**BRIEF**
Look through the records, and wherever the string "certificate" turns up, copy out that line.

**ENTRIES PROVIDED**
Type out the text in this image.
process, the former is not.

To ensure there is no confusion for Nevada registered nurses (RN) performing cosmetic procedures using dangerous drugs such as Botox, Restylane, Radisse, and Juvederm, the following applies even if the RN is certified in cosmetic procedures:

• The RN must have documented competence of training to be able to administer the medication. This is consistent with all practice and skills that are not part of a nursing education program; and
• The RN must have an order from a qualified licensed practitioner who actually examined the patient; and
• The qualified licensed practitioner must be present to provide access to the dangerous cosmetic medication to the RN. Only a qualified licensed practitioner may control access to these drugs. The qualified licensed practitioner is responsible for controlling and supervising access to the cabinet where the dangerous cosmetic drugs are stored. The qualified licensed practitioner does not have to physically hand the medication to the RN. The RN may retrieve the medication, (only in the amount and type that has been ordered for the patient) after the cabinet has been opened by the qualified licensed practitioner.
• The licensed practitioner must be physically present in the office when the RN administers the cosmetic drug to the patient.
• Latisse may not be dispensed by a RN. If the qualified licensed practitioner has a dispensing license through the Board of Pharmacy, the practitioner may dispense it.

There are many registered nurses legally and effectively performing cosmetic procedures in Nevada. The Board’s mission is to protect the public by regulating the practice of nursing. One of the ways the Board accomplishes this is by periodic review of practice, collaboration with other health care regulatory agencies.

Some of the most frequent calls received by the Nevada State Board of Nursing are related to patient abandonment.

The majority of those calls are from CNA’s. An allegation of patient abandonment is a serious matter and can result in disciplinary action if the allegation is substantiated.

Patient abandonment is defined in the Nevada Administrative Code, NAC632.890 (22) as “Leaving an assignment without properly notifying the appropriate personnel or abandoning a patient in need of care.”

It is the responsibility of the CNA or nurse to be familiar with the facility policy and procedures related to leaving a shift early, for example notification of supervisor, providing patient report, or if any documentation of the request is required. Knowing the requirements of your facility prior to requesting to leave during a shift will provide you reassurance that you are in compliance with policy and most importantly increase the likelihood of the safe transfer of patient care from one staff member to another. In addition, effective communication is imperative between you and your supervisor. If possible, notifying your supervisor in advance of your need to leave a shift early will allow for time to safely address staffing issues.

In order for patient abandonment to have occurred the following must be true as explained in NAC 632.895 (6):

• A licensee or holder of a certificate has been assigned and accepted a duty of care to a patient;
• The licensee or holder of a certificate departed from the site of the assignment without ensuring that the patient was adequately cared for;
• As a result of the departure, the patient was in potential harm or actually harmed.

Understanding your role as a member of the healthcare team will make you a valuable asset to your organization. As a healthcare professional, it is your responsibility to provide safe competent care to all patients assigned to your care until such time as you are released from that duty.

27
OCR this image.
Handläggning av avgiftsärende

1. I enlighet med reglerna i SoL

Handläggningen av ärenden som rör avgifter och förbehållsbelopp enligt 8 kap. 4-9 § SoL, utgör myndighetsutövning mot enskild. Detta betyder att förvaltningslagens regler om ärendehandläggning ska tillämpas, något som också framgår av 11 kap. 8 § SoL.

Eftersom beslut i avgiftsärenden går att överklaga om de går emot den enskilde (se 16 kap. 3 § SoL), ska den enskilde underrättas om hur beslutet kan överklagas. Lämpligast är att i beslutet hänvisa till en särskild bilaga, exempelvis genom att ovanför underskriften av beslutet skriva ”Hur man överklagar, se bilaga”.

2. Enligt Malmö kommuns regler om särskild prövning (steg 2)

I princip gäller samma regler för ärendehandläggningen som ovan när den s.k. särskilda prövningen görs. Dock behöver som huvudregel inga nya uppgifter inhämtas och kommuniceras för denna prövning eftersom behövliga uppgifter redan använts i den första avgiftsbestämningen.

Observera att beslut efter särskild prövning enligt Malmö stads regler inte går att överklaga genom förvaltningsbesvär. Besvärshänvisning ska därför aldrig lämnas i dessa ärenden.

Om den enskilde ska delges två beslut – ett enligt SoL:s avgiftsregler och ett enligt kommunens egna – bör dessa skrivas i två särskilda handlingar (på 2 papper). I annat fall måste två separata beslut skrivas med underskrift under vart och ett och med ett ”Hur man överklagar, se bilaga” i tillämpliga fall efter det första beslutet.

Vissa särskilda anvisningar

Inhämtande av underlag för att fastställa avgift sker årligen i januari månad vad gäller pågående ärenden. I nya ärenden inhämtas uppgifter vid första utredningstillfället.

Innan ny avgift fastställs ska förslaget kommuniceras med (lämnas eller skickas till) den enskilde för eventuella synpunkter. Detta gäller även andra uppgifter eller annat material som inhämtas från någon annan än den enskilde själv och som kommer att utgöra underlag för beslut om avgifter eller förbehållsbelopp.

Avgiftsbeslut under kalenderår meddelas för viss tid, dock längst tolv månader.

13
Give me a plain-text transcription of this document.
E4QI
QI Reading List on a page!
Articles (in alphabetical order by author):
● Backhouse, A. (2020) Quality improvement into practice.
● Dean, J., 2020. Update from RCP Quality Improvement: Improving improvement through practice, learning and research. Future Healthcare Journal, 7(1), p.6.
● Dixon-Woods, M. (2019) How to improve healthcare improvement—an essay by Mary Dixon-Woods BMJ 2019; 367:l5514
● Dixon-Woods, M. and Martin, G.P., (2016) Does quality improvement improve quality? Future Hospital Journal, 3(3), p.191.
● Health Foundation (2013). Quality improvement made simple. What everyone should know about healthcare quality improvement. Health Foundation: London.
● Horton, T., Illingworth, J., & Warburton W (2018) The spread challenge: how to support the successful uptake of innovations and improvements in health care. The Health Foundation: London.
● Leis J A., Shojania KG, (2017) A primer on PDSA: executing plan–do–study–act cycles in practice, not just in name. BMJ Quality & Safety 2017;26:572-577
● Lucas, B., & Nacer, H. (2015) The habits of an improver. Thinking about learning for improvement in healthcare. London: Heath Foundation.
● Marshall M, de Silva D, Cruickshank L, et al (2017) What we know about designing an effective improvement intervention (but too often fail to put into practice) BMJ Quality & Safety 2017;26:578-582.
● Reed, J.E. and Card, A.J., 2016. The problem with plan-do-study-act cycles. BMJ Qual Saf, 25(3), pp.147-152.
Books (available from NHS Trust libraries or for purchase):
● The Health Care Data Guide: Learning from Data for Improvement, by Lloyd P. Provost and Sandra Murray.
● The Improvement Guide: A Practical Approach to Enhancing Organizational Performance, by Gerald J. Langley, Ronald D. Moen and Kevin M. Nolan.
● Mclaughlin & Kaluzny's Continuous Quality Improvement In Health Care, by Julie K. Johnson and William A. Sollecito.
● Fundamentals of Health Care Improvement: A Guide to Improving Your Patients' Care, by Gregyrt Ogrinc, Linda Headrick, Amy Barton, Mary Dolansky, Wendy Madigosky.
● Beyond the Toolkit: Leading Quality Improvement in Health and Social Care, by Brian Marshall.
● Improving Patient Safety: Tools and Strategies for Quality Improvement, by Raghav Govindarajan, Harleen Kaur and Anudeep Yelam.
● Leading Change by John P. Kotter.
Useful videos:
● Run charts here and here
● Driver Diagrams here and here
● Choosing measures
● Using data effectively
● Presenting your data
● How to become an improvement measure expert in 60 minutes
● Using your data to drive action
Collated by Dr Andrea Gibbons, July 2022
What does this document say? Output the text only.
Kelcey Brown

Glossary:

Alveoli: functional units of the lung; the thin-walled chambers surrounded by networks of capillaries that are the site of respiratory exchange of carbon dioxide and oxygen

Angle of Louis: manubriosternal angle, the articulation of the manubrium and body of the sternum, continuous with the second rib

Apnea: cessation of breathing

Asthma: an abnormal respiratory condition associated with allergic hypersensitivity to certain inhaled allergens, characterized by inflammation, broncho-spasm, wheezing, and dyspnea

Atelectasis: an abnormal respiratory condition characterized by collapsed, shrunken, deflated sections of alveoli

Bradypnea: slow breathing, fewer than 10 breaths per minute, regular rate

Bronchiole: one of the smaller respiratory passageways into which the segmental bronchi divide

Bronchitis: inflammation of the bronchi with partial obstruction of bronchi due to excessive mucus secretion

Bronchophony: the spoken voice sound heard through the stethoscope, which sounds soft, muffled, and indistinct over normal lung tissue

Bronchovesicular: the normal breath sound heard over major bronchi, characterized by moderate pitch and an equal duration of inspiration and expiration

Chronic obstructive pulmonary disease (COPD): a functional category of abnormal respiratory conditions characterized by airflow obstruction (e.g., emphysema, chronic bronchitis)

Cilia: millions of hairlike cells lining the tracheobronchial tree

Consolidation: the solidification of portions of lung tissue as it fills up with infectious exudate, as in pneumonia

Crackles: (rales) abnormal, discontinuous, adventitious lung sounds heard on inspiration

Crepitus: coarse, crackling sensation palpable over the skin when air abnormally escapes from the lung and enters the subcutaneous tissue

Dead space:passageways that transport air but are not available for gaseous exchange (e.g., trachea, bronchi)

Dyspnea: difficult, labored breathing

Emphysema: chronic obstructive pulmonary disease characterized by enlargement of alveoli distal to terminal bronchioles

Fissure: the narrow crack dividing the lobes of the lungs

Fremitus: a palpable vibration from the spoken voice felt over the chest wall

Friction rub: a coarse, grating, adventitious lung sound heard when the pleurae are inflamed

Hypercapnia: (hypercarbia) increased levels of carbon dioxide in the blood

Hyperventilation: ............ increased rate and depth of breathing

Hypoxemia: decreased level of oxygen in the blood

**RESPONSE AREA**
• A licensee or holder of a certificate has been assigned and accepted a duty of care to a patient;
• The licensee or holder of a certificate departed from the site of the assignment without ensuring that the patient was adequately cared for;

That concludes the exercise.